╭─ Given records
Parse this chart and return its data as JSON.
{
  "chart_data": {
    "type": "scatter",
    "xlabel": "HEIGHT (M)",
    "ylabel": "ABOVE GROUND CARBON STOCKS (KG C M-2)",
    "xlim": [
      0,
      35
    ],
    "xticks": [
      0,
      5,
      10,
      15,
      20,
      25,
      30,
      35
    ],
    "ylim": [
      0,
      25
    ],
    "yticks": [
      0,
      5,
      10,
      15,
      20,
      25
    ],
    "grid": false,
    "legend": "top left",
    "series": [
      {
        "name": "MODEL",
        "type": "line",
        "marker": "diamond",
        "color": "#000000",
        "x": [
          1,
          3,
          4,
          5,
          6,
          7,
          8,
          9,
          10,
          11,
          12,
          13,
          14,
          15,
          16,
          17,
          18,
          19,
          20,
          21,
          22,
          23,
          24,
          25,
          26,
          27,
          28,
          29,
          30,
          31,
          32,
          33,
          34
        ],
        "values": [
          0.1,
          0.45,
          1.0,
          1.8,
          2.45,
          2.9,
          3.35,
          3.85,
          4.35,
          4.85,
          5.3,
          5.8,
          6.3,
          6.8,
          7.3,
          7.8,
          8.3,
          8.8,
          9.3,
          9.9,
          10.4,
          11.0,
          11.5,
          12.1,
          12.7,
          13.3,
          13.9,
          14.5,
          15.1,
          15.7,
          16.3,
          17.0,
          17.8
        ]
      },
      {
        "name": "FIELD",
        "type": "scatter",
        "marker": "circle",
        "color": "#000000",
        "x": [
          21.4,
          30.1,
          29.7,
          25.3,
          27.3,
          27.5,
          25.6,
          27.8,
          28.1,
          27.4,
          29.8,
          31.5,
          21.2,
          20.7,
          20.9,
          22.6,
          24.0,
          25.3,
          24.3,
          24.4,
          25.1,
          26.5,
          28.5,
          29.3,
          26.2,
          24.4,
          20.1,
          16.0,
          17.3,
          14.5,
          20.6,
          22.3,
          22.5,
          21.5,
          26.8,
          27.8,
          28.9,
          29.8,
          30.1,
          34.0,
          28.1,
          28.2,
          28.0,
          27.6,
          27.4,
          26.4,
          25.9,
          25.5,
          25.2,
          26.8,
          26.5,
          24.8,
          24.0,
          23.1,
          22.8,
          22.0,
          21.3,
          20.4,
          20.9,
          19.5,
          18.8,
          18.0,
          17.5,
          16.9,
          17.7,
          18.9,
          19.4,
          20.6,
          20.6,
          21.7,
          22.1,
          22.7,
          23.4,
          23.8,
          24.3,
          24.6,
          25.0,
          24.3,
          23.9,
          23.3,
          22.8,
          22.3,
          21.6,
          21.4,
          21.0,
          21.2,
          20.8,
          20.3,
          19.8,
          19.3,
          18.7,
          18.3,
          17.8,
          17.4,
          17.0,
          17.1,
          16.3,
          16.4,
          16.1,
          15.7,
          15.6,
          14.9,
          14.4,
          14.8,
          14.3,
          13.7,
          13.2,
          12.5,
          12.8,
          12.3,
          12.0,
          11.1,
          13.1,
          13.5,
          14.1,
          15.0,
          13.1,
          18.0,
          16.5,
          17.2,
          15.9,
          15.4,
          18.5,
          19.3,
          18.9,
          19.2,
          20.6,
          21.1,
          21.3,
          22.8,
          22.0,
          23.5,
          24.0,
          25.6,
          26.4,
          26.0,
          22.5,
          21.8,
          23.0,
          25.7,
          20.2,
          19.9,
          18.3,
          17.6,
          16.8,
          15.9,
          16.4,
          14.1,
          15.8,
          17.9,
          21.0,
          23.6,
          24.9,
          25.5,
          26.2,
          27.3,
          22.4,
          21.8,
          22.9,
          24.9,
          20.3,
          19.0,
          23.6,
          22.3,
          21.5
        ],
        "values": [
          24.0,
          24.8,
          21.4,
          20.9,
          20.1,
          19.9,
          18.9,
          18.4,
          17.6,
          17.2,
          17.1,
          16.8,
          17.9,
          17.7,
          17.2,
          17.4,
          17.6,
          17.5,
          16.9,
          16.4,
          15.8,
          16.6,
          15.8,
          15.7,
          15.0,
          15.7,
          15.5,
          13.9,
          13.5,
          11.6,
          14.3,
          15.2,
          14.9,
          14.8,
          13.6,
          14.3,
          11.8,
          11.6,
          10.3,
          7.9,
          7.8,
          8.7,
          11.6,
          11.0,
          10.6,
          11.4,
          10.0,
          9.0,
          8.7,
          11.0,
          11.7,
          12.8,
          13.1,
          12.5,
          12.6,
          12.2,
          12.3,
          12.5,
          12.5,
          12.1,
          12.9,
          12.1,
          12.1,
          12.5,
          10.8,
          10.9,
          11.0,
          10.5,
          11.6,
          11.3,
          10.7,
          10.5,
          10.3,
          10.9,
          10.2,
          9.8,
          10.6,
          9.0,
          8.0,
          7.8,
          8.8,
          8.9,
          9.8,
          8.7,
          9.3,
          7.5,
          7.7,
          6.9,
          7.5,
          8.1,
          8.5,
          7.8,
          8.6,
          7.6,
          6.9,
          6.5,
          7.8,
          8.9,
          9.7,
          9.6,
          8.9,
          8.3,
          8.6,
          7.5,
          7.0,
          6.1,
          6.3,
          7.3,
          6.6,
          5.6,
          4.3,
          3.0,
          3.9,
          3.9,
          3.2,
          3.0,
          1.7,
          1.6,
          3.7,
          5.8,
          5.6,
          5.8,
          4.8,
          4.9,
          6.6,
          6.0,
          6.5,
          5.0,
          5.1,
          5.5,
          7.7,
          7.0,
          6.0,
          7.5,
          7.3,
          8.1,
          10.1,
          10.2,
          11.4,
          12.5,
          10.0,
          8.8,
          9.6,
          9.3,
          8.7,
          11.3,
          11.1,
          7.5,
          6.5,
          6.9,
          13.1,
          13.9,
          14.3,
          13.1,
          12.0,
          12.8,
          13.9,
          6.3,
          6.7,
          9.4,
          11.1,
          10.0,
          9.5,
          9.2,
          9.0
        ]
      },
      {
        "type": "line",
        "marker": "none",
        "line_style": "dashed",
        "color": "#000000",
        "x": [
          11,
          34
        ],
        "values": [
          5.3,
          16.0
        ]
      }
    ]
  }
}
╰─
» **What is required**
Copy out the full set of records precisely, leaving nothing out.

» **Full output**
Parse this chart and return its data as JSON.
{
  "chart_data": {
    "type": "scatter",
    "xlabel": "HEIGHT (M)",
    "ylabel": "ABOVE GROUND CARBON STOCKS (KG C M-2)",
    "xlim": [
      0,
      35
    ],
    "xticks": [
      0,
      5,
      10,
      15,
      20,
      25,
      30,
      35
    ],
    "ylim": [
      0,
      25
    ],
    "yticks": [
      0,
      5,
      10,
      15,
      20,
      25
    ],
    "grid": false,
    "legend": "top left",
    "series": [
      {
        "name": "MODEL",
        "type": "line",
        "marker": "diamond",
        "color": "#000000",
        "x": [
          1,
          3,
          4,
          5,
          6,
          7,
          8,
          9,
          10,
          11,
          12,
          13,
          14,
          15,
          16,
          17,
          18,
          19,
          20,
          21,
          22,
          23,
          24,
          25,
          26,
          27,
          28,
          29,
          30,
          31,
          32,
          33,
          34
        ],
        "values": [
          0.1,
          0.45,
          1.0,
          1.8,
          2.45,
          2.9,
          3.35,
          3.85,
          4.35,
          4.85,
          5.3,
          5.8,
          6.3,
          6.8,
          7.3,
          7.8,
          8.3,
          8.8,
          9.3,
          9.9,
          10.4,
          11.0,
          11.5,
          12.1,
          12.7,
          13.3,
          13.9,
          14.5,
          15.1,
          15.7,
          16.3,
          17.0,
          17.8
        ]
      },
      {
        "name": "FIELD",
        "type": "scatter",
        "marker": "circle",
        "color": "#000000",
        "x": [
          21.4,
          30.1,
          29.7,
          25.3,
          27.3,
          27.5,
          25.6,
          27.8,
          28.1,
          27.4,
          29.8,
          31.5,
          21.2,
          20.7,
          20.9,
          22.6,
          24.0,
          25.3,
          24.3,
          24.4,
          25.1,
          26.5,
          28.5,
          29.3,
          26.2,
          24.4,
          20.1,
          16.0,
          17.3,
          14.5,
          20.6,
          22.3,
          22.5,
          21.5,
          26.8,
          27.8,
          28.9,
          29.8,
          30.1,
          34.0,
          28.1,
          28.2,
          28.0,
          27.6,
          27.4,
          26.4,
          25.9,
          25.5,
          25.2,
          26.8,
          26.5,
          24.8,
          24.0,
          23.1,
          22.8,
          22.0,
          21.3,
          20.4,
          20.9,
          19.5,
          18.8,
          18.0,
          17.5,
          16.9,
          17.7,
          18.9,
          19.4,
          20.6,
          20.6,
          21.7,
          22.1,
          22.7,
          23.4,
          23.8,
          24.3,
          24.6,
          25.0,
          24.3,
          23.9,
          23.3,
          22.8,
          22.3,
          21.6,
          21.4,
          21.0,
          21.2,
          20.8,
          20.3,
          19.8,
          19.3,
          18.7,
          18.3,
          17.8,
          17.4,
          17.0,
          17.1,
          16.3,
          16.4,
          16.1,
          15.7,
          15.6,
          14.9,
          14.4,
          14.8,
          14.3,
          13.7,
          13.2,
          12.5,
          12.8,
          12.3,
          12.0,
          11.1,
          13.1,
          13.5,
          14.1,
          15.0,
          13.1,
          18.0,
          16.5,
          17.2,
          15.9,
          15.4,
          18.5,
          19.3,
          18.9,
          19.2,
          20.6,
          21.1,
          21.3,
          22.8,
          22.0,
          23.5,
          24.0,
          25.6,
          26.4,
          26.0,
          22.5,
          21.8,
          23.0,
          25.7,
          20.2,
          19.9,
          18.3,
          17.6,
          16.8,
          15.9,
          16.4,
          14.1,
          15.8,
          17.9,
          21.0,
          23.6,
          24.9,
          25.5,
          26.2,
          27.3,
          22.4,
          21.8,
          22.9,
          24.9,
          20.3,
          19.0,
          23.6,
          22.3,
          21.5
        ],
        "values": [
          24.0,
          24.8,
          21.4,
          20.9,
          20.1,
          19.9,
          18.9,
          18.4,
          17.6,
          17.2,
          17.1,
          16.8,
          17.9,
          17.7,
          17.2,
          17.4,
          17.6,
          17.5,
          16.9,
          16.4,
          15.8,
          16.6,
          15.8,
          15.7,
          15.0,
          15.7,
          15.5,
          13.9,
          13.5,
          11.6,
          14.3,
          15.2,
          14.9,
          14.8,
          13.6,
          14.3,
          11.8,
          11.6,
          10.3,
          7.9,
          7.8,
          8.7,
          11.6,
          11.0,
          10.6,
          11.4,
          10.0,
          9.0,
          8.7,
          11.0,
          11.7,
          12.8,
          13.1,
          12.5,
          12.6,
          12.2,
          12.3,
          12.5,
          12.5,
          12.1,
          12.9,
          12.1,
          12.1,
          12.5,
          10.8,
          10.9,
          11.0,
          10.5,
          11.6,
          11.3,
          10.7,
          10.5,
          10.3,
          10.9,
          10.2,
          9.8,
          10.6,
          9.0,
          8.0,
          7.8,
          8.8,
          8.9,
          9.8,
          8.7,
          9.3,
          7.5,
          7.7,
          6.9,
          7.5,
          8.1,
          8.5,
          7.8,
          8.6,
          7.6,
          6.9,
          6.5,
          7.8,
          8.9,
          9.7,
          9.6,
          8.9,
          8.3,
          8.6,
          7.5,
          7.0,
          6.1,
          6.3,
          7.3,
          6.6,
          5.6,
          4.3,
          3.0,
          3.9,
          3.9,
          3.2,
          3.0,
          1.7,
          1.6,
          3.7,
          5.8,
          5.6,
          5.8,
          4.8,
          4.9,
          6.6,
          6.0,
          6.5,
          5.0,
          5.1,
          5.5,
          7.7,
          7.0,
          6.0,
          7.5,
          7.3,
          8.1,
          10.1,
          10.2,
          11.4,
          12.5,
          10.0,
          8.8,
          9.6,
          9.3,
          8.7,
          11.3,
          11.1,
          7.5,
          6.5,
          6.9,
          13.1,
          13.9,
          14.3,
          13.1,
          12.0,
          12.8,
          13.9,
          6.3,
          6.7,
          9.4,
          11.1,
          10.0,
          9.5,
          9.2,
          9.0
        ]
      },
      {
        "type": "line",
        "marker": "none",
        "line_style": "dashed",
        "color": "#000000",
        "x": [
          11,
          34
        ],
        "values": [
          5.3,
          16.0
        ]
      }
    ]
  }
}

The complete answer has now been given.